» GIVEN REQUEST
Quote each line of the material verbatim, without the pictures.

───── DATA LINES ─────

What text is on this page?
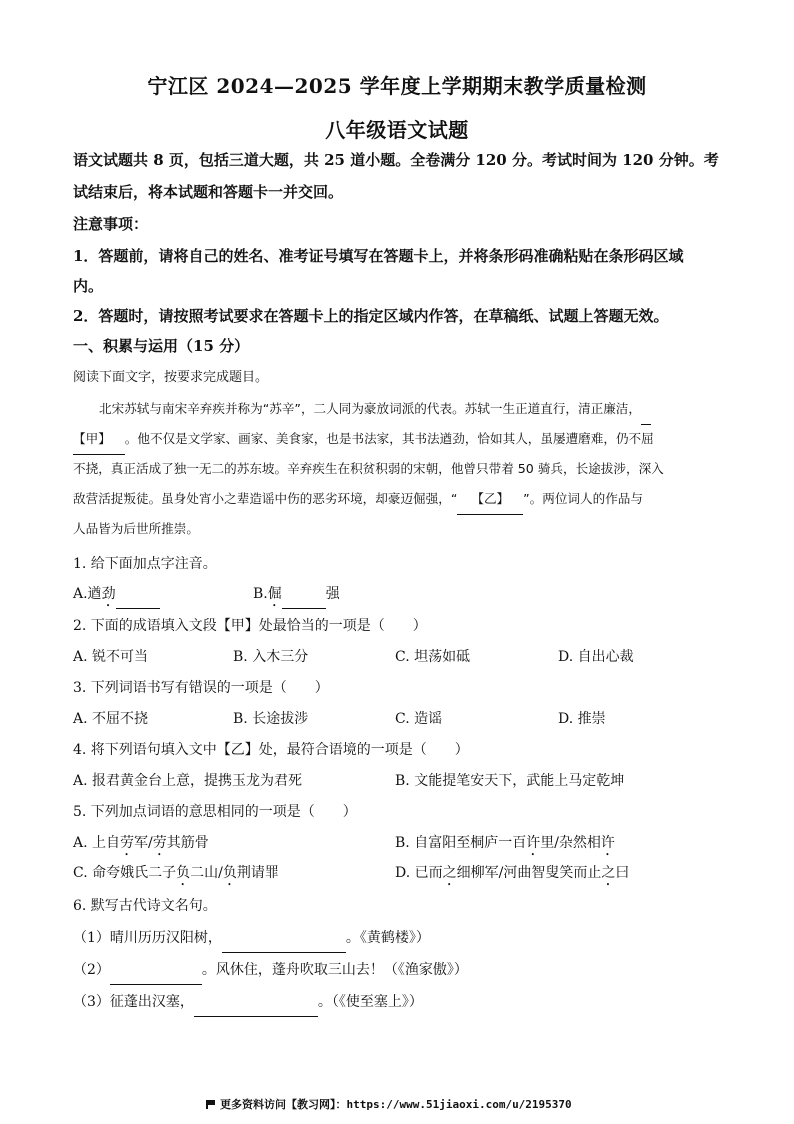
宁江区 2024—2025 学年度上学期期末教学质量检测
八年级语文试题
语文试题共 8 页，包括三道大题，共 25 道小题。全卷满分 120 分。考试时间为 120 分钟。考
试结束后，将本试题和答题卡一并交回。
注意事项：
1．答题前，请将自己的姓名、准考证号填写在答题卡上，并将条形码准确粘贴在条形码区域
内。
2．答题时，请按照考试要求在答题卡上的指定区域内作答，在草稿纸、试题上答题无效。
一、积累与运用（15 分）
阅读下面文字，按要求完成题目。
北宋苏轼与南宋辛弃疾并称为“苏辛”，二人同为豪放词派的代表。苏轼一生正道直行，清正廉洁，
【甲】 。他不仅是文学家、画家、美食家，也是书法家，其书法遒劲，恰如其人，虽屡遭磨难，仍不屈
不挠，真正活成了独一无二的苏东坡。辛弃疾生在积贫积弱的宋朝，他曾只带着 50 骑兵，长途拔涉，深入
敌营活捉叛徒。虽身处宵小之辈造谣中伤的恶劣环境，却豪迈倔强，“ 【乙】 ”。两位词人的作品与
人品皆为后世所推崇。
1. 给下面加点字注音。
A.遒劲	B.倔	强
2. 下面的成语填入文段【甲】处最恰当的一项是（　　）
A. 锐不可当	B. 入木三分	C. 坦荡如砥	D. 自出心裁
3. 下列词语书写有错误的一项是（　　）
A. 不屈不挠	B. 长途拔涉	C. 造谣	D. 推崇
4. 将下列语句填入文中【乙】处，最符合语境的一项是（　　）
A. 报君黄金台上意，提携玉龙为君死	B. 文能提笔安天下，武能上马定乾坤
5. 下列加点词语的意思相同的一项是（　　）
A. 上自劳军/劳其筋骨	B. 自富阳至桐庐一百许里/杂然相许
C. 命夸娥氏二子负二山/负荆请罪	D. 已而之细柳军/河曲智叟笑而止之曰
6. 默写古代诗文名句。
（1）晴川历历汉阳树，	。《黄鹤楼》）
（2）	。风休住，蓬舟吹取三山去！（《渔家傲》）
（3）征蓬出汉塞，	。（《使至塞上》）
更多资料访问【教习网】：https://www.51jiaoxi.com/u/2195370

─────

» OUTPUT FOR THIS EXERCISE
What text is on this page?
宁江区 2024—2025 学年度上学期期末教学质量检测
八年级语文试题
语文试题共 8 页，包括三道大题，共 25 道小题。全卷满分 120 分。考试时间为 120 分钟。考
试结束后，将本试题和答题卡一并交回。
注意事项：
1．答题前，请将自己的姓名、准考证号填写在答题卡上，并将条形码准确粘贴在条形码区域
内。
2．答题时，请按照考试要求在答题卡上的指定区域内作答，在草稿纸、试题上答题无效。
一、积累与运用（15 分）
阅读下面文字，按要求完成题目。
北宋苏轼与南宋辛弃疾并称为“苏辛”，二人同为豪放词派的代表。苏轼一生正道直行，清正廉洁，
【甲】 。他不仅是文学家、画家、美食家，也是书法家，其书法遒劲，恰如其人，虽屡遭磨难，仍不屈
不挠，真正活成了独一无二的苏东坡。辛弃疾生在积贫积弱的宋朝，他曾只带着 50 骑兵，长途拔涉，深入
敌营活捉叛徒。虽身处宵小之辈造谣中伤的恶劣环境，却豪迈倔强，“ 【乙】 ”。两位词人的作品与
人品皆为后世所推崇。
1. 给下面加点字注音。
A.遒劲	B.倔	强
2. 下面的成语填入文段【甲】处最恰当的一项是（　　）
A. 锐不可当	B. 入木三分	C. 坦荡如砥	D. 自出心裁
3. 下列词语书写有错误的一项是（　　）
A. 不屈不挠	B. 长途拔涉	C. 造谣	D. 推崇
4. 将下列语句填入文中【乙】处，最符合语境的一项是（　　）
A. 报君黄金台上意，提携玉龙为君死	B. 文能提笔安天下，武能上马定乾坤
5. 下列加点词语的意思相同的一项是（　　）
A. 上自劳军/劳其筋骨	B. 自富阳至桐庐一百许里/杂然相许
C. 命夸娥氏二子负二山/负荆请罪	D. 已而之细柳军/河曲智叟笑而止之曰
6. 默写古代诗文名句。
（1）晴川历历汉阳树，	。《黄鹤楼》）
（2）	。风休住，蓬舟吹取三山去！（《渔家傲》）
（3）征蓬出汉塞，	。（《使至塞上》）
更多资料访问【教习网】：https://www.51jiaoxi.com/u/2195370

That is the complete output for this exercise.